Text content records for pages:

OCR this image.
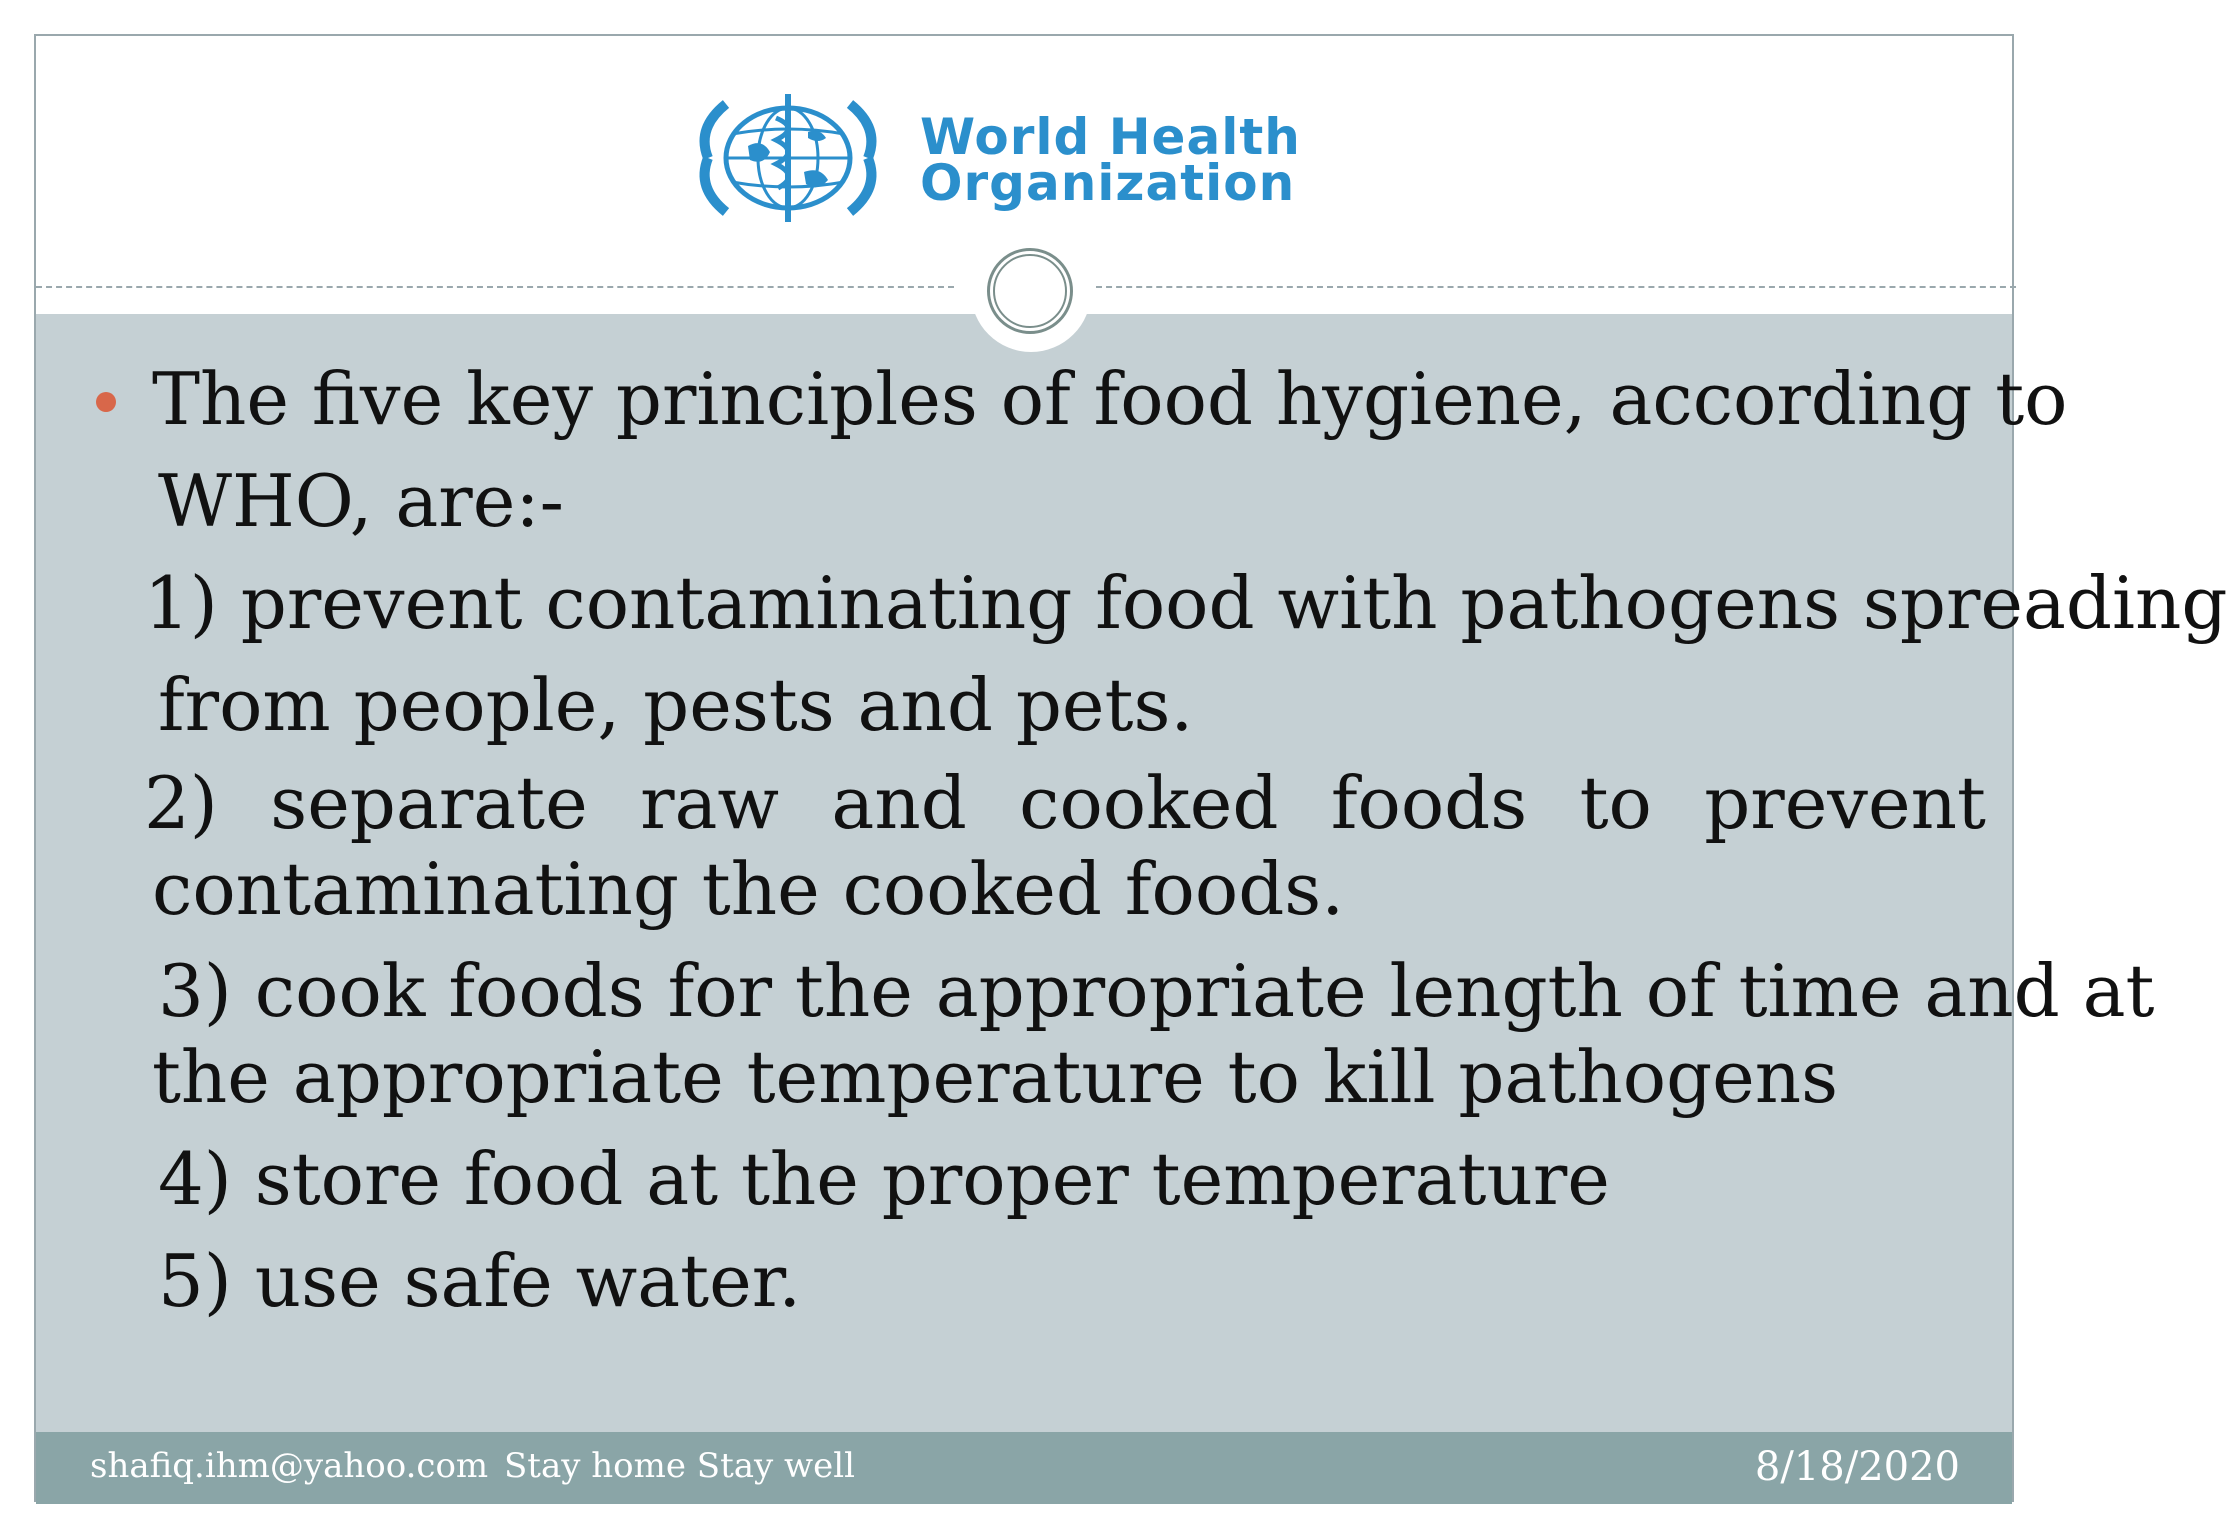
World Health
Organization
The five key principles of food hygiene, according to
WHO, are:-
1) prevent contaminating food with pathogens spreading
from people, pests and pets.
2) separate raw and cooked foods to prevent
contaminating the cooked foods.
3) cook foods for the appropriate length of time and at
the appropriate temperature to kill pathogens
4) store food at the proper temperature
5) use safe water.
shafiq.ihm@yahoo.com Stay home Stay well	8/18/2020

How to complete this task: Reproduce every line from the preceding data in which the word "cooked" can be found.

Solution for this task:
2) separate raw and cooked foods to prevent
contaminating the cooked foods.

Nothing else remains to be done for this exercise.